▶ _Challenge 1_:
In the piece on The Eve of St Agnes, which line does the writer call one of Keats' most powerful and successful?

--- START Document segment ---

One of the selected poems with which I at least used to be reasonably familiar was The Eve of St Agnes, and I began to pay particular attention - as Peterborough alternately reeled me in and flung me back home – to the themes of music and sound in this stunning work.  I offer below a few observations (which I certainly would not dignify by presenting as anything like cogent analysis) that may stimulate you to re-read the poem, and responses to which I’d be delighted to see.

Let’s start with the owl who (to purloin and entirely misuse a Keatsian phrase) practices a little negative capability, in that it is described at the poem’s opening as being ‘a-cold’ despite ‘all his feathers’.  As literature in general and poetry in particular usually dwell upon the sound rather than appearance of owls, Keats’ unusual perspective emphases the eerie silence of his scene, which is also expressed in the mute sheep which next take the stage: ‘And silent was the flock in woolly fold’.

A little later, when the wretched Beadsman, having already demonstrated his chronically inflated sense of empathy by imagining how cold ‘the sculptur’d dead’ must be feeling, is ‘Flatter'd to tears’ by the sound of music, an invitation to gaiety which he must ignore, in order to pursue his literally mortifying ascetic vocation.  ‘Music’s golden tongue’ is therefore an at least equivocal phrase here, and the negative connotations of music and sound are reinforced by Keats observing of the poor deranged chap that: ‘already had his deathbell rung; The joys of all his life were said and sung.’

The ‘golden tongue’ is nicely echoed in what I think is one of Keats’ most powerful and successful lines. ‘The silver, snarling trumpets 'gan to chide’ is extraordinary. The precision of ‘snarling’, to both evoke the timbre of the trumpets and enhance the ominous quality of the setting, is hugely pleasing.  If medieval trumpets were not literally silver, the line also contains an excellent piece of synaesthesia. If they were, I apologise. A subsequent simile that never fails to send voluptuous chills through my soul occurs as Keats describes how Madeline does not hear ‘The music, yearning like a God in pain’, another matchless evocation of how music (and all art) is most powerful when expressing suffering.

--- END Document segment ---
--- START Input ---

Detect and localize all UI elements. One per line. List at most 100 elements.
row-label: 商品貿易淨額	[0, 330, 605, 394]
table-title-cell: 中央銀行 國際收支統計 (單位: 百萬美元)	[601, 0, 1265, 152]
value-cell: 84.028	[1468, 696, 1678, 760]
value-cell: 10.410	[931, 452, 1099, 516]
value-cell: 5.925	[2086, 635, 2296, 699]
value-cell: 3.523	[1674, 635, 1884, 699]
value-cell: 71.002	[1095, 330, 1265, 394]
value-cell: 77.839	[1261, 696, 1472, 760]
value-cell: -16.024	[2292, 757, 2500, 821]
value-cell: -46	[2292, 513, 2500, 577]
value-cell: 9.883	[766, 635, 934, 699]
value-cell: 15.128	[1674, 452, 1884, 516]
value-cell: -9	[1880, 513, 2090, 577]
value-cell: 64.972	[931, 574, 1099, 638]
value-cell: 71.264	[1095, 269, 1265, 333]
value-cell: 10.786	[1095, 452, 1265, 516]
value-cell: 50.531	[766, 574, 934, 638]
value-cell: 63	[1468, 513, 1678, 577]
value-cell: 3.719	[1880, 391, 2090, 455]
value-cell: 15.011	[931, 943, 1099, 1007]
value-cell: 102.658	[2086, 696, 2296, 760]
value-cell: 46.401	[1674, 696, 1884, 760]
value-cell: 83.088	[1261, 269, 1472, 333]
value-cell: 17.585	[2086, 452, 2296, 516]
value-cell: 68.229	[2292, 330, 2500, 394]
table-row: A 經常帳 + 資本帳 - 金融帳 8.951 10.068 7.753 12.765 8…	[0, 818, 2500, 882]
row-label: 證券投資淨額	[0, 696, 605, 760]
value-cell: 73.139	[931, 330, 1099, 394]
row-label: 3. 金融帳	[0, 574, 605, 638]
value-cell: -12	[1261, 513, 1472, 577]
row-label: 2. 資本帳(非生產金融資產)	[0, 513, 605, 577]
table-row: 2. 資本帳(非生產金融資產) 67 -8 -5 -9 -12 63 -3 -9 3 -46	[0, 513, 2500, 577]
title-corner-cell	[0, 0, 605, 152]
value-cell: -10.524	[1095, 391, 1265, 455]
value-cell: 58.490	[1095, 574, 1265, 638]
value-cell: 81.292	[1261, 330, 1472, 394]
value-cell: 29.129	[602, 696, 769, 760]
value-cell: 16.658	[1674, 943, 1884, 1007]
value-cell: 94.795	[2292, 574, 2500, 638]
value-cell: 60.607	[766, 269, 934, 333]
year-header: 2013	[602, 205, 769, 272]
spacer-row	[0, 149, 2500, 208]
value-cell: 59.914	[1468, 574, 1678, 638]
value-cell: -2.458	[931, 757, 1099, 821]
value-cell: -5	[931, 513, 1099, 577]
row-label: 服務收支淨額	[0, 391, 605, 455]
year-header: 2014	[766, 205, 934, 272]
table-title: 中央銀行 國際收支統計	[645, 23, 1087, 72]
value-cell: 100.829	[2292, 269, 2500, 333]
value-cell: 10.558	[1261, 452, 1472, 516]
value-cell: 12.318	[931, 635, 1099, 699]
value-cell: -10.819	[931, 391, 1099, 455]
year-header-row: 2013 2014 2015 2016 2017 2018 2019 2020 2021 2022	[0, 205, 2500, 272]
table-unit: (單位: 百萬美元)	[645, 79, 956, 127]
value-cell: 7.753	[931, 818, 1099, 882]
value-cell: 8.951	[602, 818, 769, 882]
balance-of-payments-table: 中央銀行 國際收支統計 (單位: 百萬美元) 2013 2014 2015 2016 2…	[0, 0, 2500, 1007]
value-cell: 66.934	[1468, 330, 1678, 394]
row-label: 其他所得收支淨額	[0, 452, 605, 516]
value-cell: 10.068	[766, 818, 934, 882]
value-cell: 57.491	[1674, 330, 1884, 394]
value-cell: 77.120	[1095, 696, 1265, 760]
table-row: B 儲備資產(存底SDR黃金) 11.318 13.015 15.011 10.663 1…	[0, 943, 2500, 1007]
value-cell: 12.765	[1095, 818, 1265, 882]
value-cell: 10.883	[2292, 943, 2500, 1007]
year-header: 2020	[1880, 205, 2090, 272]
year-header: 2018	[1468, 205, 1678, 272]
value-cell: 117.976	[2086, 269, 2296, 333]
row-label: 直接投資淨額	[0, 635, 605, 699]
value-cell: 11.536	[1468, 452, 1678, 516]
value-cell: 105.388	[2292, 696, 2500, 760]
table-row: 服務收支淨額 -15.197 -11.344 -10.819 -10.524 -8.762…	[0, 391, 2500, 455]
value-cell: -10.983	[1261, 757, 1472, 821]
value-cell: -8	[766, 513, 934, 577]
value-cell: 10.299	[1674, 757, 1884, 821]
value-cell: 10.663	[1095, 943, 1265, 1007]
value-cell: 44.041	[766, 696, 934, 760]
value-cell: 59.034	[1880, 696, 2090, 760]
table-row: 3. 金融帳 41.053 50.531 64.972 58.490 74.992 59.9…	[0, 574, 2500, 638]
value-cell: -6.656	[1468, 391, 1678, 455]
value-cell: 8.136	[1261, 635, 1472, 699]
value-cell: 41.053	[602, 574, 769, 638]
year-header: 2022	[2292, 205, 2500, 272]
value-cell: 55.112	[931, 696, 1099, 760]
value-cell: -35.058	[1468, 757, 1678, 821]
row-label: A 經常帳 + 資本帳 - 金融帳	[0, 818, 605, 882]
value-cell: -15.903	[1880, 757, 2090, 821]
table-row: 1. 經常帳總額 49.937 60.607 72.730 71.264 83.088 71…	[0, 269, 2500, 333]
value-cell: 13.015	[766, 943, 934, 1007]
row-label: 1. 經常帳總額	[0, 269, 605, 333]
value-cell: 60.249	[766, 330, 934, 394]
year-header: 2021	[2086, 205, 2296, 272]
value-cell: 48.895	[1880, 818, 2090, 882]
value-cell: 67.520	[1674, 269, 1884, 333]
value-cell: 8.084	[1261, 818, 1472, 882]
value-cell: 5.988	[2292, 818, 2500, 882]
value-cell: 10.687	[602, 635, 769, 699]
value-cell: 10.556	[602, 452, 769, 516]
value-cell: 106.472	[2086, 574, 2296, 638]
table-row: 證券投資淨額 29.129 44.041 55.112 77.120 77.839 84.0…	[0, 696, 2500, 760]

--- END Input ---

▶ _Challenge 2_:
Give the records, starting at their first line and stopping after the line that contains "635, 1884, 699]", as a Markdown table with the columns Row and Line, numbering each line and leaving out blank lines.

▶ _Solution 1_:
‘The silver, snarling trumpets 'gan to chide’

▶ _Solution 2_:
| Row | Line |
|---|---|
| 1 | Detect and localize all UI elements. One per line. List at most 100 elements. |
| 2 | row-label: 商品貿易淨額	[0, 330, 605, 394] |
| 3 | table-title-cell: 中央銀行 國際收支統計 (單位: 百萬美元)	[601, 0, 1265, 152] |
| 4 | value-cell: 84.028	[1468, 696, 1678, 760] |
| 5 | value-cell: 10.410	[931, 452, 1099, 516] |
| 6 | value-cell: 5.925	[2086, 635, 2296, 699] |
| 7 | value-cell: 3.523	[1674, 635, 1884, 699] |